*Your instructions*: Proceed with the passage on the limitations of an audit, picking up right after its last sentence.

*Excerpt provided*:
2. Error in application of judgment/ Non-sampling risk
- Human weaknesses can cause auditors to commit mistakes in the application of
audit procedures and evaluation of evidence.
3. Reliance on management’s representation
- For example, it is difficult for the auditor to determine the proper valuation of
accounts receivable without the management’s honest assessment. If the
management lacks integrity, management may provide the auditor with false
representations causing the auditor to rely on unreliable evidence.
4. Inherent limitations of the client’s accounting and internal control systems
- Such procedures perform by auditors may not be effective in detecting
misstatements resulting from the collusion (sabwatan) among employees or
management’s circumvention (pandaraya) of internal control.
5. Nature of evidence
- Audit evidence is generally persuasive (mapanghikayat) rather than conclusive
(kapani-paniwala) in nature. Evidence obtained by the auditor does not consist
of “hard facts” which prove or disprove the accuracy of the financial statements
Because of these limitations, the subsequent discovery of a material misstatement of
the financial statements does not in itself indicate a failure to conduct an audit in
accordance with PSAs.

*Provided data*:
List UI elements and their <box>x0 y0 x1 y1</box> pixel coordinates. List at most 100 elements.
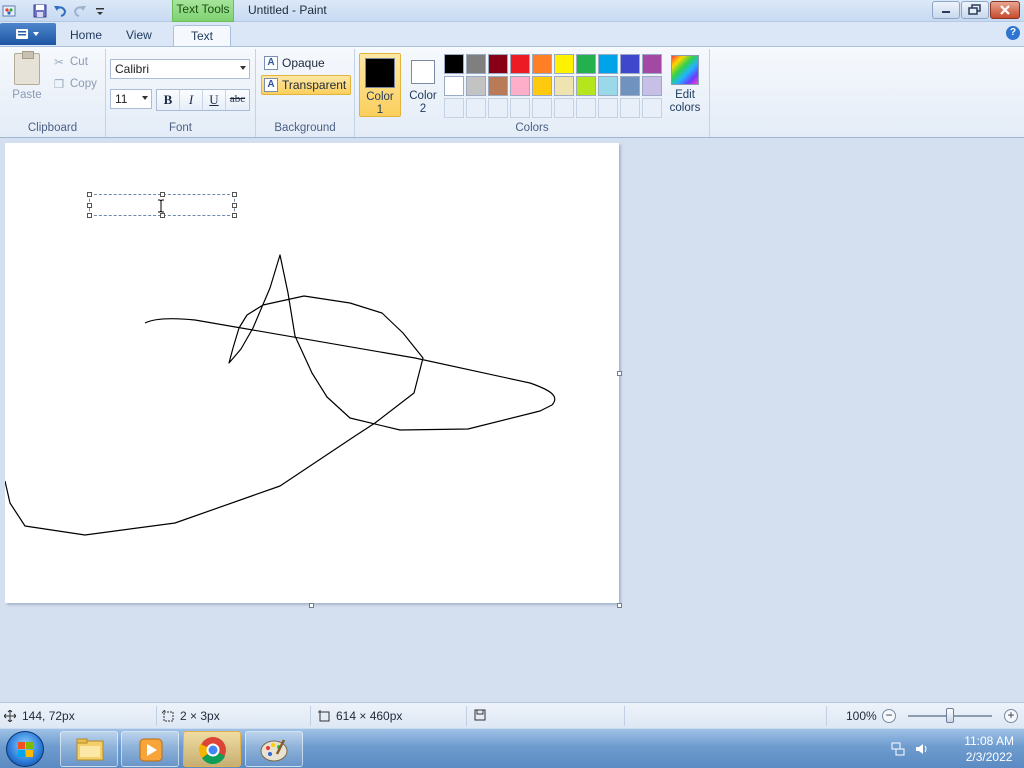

*Answer to the exercise*:
PSA 200 provides the following guidelines when auditing financial statements:
1. The auditor should comply with relevant ethical requirements including auditor’s
independence.
2. The auditor should conduct an audit in accordance with PSA.
3. The auditor should exercise professional judgment in planning and performing an
audit of financial statements.
4. The auditor should obtain sufficient appropriate audit evidence
5. The auditor should plan and perform the audit with an attitude of professional
skepticism.
Why is it necessary to conduct an independent financial statement audit?
1. Conflict of interest. Management could manipulate financial statements in which
may be viewed as the report by the management as to how the entity performed
under their direction and supervision.
2. Expertise. The complexity of accounting and auditing requires expertise in verifying
the quality of the financial information.
3. Remoteness. Most of the users do not have access to the entity’s records to
personally verify the reliability of the financial statements.
4. Financial consequences. Misleading financial information could have substantial
economic consequences for a decision maker
Theoretical framework of Auditing
- Below are selected postulates, assumptions or ideas that support many auditing
concepts and standards.
1. All financial data are verifiable. No supporting document or evidence, no
audit to perform.
2. The auditor should always maintain independence. Credibility follows
independence.
3. No long-term conflict between the auditor and the client management. Both
must be interested in the fair presentation of the financial statements.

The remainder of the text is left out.